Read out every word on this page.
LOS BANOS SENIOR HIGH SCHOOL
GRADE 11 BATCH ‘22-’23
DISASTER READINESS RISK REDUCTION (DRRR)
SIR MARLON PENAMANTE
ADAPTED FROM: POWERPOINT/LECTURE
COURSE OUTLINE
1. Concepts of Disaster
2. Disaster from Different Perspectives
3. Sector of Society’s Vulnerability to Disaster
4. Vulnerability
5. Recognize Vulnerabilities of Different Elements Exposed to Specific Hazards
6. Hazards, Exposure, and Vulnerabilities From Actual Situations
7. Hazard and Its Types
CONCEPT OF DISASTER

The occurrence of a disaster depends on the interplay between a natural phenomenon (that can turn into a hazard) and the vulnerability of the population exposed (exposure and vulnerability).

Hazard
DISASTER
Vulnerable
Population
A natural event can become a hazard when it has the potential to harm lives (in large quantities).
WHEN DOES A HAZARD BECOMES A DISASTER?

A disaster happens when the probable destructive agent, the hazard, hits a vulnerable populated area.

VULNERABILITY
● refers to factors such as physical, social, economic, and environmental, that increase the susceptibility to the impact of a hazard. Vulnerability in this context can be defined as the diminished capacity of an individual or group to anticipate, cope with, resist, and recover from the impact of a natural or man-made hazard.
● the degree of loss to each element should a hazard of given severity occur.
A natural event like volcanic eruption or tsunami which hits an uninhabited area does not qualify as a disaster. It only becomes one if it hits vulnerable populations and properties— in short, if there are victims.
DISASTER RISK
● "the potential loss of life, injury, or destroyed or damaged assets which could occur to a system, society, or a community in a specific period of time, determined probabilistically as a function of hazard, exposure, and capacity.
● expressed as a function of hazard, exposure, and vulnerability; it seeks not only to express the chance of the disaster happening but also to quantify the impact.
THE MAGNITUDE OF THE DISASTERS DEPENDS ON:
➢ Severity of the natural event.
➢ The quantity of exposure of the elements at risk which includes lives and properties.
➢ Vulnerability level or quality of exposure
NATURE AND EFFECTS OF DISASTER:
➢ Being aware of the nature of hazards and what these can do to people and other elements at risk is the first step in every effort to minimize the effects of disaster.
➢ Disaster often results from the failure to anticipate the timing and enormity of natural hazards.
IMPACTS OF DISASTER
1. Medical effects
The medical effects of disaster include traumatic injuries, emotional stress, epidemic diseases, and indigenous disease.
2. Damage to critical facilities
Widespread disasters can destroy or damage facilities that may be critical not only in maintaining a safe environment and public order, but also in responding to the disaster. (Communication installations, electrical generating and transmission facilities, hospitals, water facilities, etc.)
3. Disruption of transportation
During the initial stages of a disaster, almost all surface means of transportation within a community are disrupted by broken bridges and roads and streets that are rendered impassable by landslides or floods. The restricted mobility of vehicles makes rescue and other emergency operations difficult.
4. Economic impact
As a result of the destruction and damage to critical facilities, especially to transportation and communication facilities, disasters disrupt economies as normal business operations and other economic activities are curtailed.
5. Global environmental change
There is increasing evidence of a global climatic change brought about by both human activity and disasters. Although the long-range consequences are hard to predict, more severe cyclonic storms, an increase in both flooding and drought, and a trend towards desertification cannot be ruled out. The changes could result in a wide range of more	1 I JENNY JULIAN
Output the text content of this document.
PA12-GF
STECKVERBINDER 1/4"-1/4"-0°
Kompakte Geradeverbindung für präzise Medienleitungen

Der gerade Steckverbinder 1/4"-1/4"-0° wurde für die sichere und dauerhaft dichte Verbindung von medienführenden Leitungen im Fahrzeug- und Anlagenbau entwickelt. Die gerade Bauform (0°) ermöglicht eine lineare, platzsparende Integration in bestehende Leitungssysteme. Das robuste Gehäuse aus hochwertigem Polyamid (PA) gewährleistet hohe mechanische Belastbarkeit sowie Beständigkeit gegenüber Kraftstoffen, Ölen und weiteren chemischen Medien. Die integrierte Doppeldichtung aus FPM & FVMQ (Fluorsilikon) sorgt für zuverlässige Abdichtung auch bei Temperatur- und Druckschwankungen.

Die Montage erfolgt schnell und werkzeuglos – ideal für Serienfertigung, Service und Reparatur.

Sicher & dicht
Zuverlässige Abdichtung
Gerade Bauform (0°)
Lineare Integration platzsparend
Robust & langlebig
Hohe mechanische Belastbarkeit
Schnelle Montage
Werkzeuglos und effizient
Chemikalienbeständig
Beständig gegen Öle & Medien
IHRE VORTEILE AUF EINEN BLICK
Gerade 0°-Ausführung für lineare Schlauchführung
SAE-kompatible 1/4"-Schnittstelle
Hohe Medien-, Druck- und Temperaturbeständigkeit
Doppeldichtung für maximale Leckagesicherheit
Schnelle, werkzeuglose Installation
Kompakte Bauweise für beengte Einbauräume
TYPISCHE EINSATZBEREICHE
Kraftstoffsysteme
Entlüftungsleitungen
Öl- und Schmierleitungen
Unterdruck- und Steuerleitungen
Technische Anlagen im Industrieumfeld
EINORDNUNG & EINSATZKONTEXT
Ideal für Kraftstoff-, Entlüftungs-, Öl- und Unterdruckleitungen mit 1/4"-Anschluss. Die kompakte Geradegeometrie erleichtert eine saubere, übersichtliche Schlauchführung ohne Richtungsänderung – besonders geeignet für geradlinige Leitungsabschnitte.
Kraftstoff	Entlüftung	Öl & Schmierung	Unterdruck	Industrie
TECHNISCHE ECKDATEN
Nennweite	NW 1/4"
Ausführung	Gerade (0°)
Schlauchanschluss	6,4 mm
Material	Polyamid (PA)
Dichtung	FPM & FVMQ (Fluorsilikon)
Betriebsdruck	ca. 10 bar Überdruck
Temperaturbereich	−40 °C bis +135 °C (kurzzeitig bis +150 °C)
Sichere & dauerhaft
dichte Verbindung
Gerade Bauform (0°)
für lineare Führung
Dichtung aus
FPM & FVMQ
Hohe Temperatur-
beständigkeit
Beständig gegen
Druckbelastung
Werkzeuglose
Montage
__________
Lines containing the word "Polyamid" must all be returned from the material above.

## Task answer
Der gerade Steckverbinder 1/4"-1/4"-0° wurde für die sichere und dauerhaft dichte Verbindung von medienführenden Leitungen im Fahrzeug- und Anlagenbau entwickelt. Die gerade Bauform (0°) ermöglicht eine lineare, platzsparende Integration in bestehende Leitungssysteme. Das robuste Gehäuse aus hochwertigem Polyamid (PA) gewährleistet hohe mechanische Belastbarkeit sowie Beständigkeit gegenüber Kraftstoffen, Ölen und weiteren chemischen Medien. Die integrierte Doppeldichtung aus FPM & FVMQ (Fluorsilikon) sorgt für zuverlässige Abdichtung auch bei Temperatur- und Druckschwankungen.
Material	Polyamid (PA)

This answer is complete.